AIM: Render the following material again verbatim, leaving nothing out.

======

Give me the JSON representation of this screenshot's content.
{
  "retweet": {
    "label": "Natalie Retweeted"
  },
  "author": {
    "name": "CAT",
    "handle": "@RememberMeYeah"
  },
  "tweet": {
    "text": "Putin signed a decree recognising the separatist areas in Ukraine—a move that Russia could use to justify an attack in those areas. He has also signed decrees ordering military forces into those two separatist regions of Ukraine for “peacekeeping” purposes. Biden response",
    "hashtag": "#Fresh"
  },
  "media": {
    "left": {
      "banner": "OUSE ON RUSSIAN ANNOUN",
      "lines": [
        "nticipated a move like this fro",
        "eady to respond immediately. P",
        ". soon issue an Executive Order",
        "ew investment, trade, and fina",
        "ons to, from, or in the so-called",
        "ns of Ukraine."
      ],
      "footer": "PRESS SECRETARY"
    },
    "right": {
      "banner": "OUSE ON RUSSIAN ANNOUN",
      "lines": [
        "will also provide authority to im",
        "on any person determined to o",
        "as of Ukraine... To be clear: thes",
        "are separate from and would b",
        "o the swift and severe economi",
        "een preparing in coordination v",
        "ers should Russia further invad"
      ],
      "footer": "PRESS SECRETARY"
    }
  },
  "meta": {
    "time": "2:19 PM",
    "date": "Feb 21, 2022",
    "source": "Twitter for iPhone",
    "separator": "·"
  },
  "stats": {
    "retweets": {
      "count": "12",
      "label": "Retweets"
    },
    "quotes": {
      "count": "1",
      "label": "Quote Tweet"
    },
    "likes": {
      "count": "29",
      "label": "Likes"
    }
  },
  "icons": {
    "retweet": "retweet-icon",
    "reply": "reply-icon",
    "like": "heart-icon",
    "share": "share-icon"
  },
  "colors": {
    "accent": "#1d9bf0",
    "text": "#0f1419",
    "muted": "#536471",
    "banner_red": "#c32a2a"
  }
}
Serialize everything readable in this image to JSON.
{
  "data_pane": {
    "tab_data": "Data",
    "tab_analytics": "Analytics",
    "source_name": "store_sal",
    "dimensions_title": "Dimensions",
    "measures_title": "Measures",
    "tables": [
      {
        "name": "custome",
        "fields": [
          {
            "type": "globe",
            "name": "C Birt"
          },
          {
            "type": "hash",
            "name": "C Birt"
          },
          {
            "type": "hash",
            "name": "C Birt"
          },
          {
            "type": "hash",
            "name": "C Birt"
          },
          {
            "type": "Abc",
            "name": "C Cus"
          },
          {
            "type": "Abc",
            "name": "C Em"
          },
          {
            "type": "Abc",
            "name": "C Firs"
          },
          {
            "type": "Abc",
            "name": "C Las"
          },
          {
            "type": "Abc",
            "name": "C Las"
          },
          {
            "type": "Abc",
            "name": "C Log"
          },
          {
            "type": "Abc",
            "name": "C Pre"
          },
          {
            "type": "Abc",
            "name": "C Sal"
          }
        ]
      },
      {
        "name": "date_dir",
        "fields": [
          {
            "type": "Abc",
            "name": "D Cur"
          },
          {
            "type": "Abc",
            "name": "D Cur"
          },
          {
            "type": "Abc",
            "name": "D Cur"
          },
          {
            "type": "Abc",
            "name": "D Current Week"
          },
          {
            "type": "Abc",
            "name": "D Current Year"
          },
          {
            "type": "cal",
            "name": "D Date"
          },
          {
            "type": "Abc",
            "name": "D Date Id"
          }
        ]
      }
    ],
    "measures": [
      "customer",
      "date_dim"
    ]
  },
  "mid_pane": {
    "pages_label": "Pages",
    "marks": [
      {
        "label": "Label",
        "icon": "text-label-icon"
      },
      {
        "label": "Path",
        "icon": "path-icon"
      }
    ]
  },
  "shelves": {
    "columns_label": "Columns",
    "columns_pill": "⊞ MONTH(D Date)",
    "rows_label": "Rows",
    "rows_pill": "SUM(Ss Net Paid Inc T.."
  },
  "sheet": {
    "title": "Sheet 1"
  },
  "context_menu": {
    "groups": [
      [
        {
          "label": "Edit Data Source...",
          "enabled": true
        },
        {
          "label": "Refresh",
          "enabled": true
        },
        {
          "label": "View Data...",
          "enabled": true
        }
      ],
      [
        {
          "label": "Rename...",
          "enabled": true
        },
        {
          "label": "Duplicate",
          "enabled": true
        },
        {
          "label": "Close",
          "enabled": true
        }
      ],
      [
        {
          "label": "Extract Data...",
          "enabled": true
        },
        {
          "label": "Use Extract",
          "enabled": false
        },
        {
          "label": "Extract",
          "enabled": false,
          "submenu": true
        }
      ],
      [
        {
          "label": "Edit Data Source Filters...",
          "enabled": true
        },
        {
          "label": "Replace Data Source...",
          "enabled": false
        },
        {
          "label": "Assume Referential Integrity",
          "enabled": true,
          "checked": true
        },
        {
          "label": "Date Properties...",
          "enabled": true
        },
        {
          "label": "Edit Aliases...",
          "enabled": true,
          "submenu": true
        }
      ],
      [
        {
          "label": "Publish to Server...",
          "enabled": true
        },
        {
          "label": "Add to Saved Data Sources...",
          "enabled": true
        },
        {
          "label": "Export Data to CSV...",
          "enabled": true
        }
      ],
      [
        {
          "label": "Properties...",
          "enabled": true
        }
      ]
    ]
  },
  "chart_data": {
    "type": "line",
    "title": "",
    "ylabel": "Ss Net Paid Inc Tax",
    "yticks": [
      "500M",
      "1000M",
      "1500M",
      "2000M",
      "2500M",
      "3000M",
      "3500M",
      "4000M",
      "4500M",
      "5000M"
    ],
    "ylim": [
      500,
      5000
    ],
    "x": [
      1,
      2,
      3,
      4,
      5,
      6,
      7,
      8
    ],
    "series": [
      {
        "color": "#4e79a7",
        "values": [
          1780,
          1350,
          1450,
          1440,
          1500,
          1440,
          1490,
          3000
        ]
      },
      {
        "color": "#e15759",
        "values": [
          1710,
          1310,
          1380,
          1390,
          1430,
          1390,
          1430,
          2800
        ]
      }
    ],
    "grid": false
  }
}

======

ANSWER BELOW:
Give me the JSON representation of this screenshot's content.
{
  "retweet": {
    "label": "Natalie Retweeted"
  },
  "author": {
    "name": "CAT",
    "handle": "@RememberMeYeah"
  },
  "tweet": {
    "text": "Putin signed a decree recognising the separatist areas in Ukraine—a move that Russia could use to justify an attack in those areas. He has also signed decrees ordering military forces into those two separatist regions of Ukraine for “peacekeeping” purposes. Biden response",
    "hashtag": "#Fresh"
  },
  "media": {
    "left": {
      "banner": "OUSE ON RUSSIAN ANNOUN",
      "lines": [
        "nticipated a move like this fro",
        "eady to respond immediately. P",
        ". soon issue an Executive Order",
        "ew investment, trade, and fina",
        "ons to, from, or in the so-called",
        "ns of Ukraine."
      ],
      "footer": "PRESS SECRETARY"
    },
    "right": {
      "banner": "OUSE ON RUSSIAN ANNOUN",
      "lines": [
        "will also provide authority to im",
        "on any person determined to o",
        "as of Ukraine... To be clear: thes",
        "are separate from and would b",
        "o the swift and severe economi",
        "een preparing in coordination v",
        "ers should Russia further invad"
      ],
      "footer": "PRESS SECRETARY"
    }
  },
  "meta": {
    "time": "2:19 PM",
    "date": "Feb 21, 2022",
    "source": "Twitter for iPhone",
    "separator": "·"
  },
  "stats": {
    "retweets": {
      "count": "12",
      "label": "Retweets"
    },
    "quotes": {
      "count": "1",
      "label": "Quote Tweet"
    },
    "likes": {
      "count": "29",
      "label": "Likes"
    }
  },
  "icons": {
    "retweet": "retweet-icon",
    "reply": "reply-icon",
    "like": "heart-icon",
    "share": "share-icon"
  },
  "colors": {
    "accent": "#1d9bf0",
    "text": "#0f1419",
    "muted": "#536471",
    "banner_red": "#c32a2a"
  }
}
Serialize everything readable in this image to JSON.
{
  "data_pane": {
    "tab_data": "Data",
    "tab_analytics": "Analytics",
    "source_name": "store_sal",
    "dimensions_title": "Dimensions",
    "measures_title": "Measures",
    "tables": [
      {
        "name": "custome",
        "fields": [
          {
            "type": "globe",
            "name": "C Birt"
          },
          {
            "type": "hash",
            "name": "C Birt"
          },
          {
            "type": "hash",
            "name": "C Birt"
          },
          {
            "type": "hash",
            "name": "C Birt"
          },
          {
            "type": "Abc",
            "name": "C Cus"
          },
          {
            "type": "Abc",
            "name": "C Em"
          },
          {
            "type": "Abc",
            "name": "C Firs"
          },
          {
            "type": "Abc",
            "name": "C Las"
          },
          {
            "type": "Abc",
            "name": "C Las"
          },
          {
            "type": "Abc",
            "name": "C Log"
          },
          {
            "type": "Abc",
            "name": "C Pre"
          },
          {
            "type": "Abc",
            "name": "C Sal"
          }
        ]
      },
      {
        "name": "date_dir",
        "fields": [
          {
            "type": "Abc",
            "name": "D Cur"
          },
          {
            "type": "Abc",
            "name": "D Cur"
          },
          {
            "type": "Abc",
            "name": "D Cur"
          },
          {
            "type": "Abc",
            "name": "D Current Week"
          },
          {
            "type": "Abc",
            "name": "D Current Year"
          },
          {
            "type": "cal",
            "name": "D Date"
          },
          {
            "type": "Abc",
            "name": "D Date Id"
          }
        ]
      }
    ],
    "measures": [
      "customer",
      "date_dim"
    ]
  },
  "mid_pane": {
    "pages_label": "Pages",
    "marks": [
      {
        "label": "Label",
        "icon": "text-label-icon"
      },
      {
        "label": "Path",
        "icon": "path-icon"
      }
    ]
  },
  "shelves": {
    "columns_label": "Columns",
    "columns_pill": "⊞ MONTH(D Date)",
    "rows_label": "Rows",
    "rows_pill": "SUM(Ss Net Paid Inc T.."
  },
  "sheet": {
    "title": "Sheet 1"
  },
  "context_menu": {
    "groups": [
      [
        {
          "label": "Edit Data Source...",
          "enabled": true
        },
        {
          "label": "Refresh",
          "enabled": true
        },
        {
          "label": "View Data...",
          "enabled": true
        }
      ],
      [
        {
          "label": "Rename...",
          "enabled": true
        },
        {
          "label": "Duplicate",
          "enabled": true
        },
        {
          "label": "Close",
          "enabled": true
        }
      ],
      [
        {
          "label": "Extract Data...",
          "enabled": true
        },
        {
          "label": "Use Extract",
          "enabled": false
        },
        {
          "label": "Extract",
          "enabled": false,
          "submenu": true
        }
      ],
      [
        {
          "label": "Edit Data Source Filters...",
          "enabled": true
        },
        {
          "label": "Replace Data Source...",
          "enabled": false
        },
        {
          "label": "Assume Referential Integrity",
          "enabled": true,
          "checked": true
        },
        {
          "label": "Date Properties...",
          "enabled": true
        },
        {
          "label": "Edit Aliases...",
          "enabled": true,
          "submenu": true
        }
      ],
      [
        {
          "label": "Publish to Server...",
          "enabled": true
        },
        {
          "label": "Add to Saved Data Sources...",
          "enabled": true
        },
        {
          "label": "Export Data to CSV...",
          "enabled": true
        }
      ],
      [
        {
          "label": "Properties...",
          "enabled": true
        }
      ]
    ]
  },
  "chart_data": {
    "type": "line",
    "title": "",
    "ylabel": "Ss Net Paid Inc Tax",
    "yticks": [
      "500M",
      "1000M",
      "1500M",
      "2000M",
      "2500M",
      "3000M",
      "3500M",
      "4000M",
      "4500M",
      "5000M"
    ],
    "ylim": [
      500,
      5000
    ],
    "x": [
      1,
      2,
      3,
      4,
      5,
      6,
      7,
      8
    ],
    "series": [
      {
        "color": "#4e79a7",
        "values": [
          1780,
          1350,
          1450,
          1440,
          1500,
          1440,
          1490,
          3000
        ]
      },
      {
        "color": "#e15759",
        "values": [
          1710,
          1310,
          1380,
          1390,
          1430,
          1390,
          1430,
          2800
        ]
      }
    ],
    "grid": false
  }
}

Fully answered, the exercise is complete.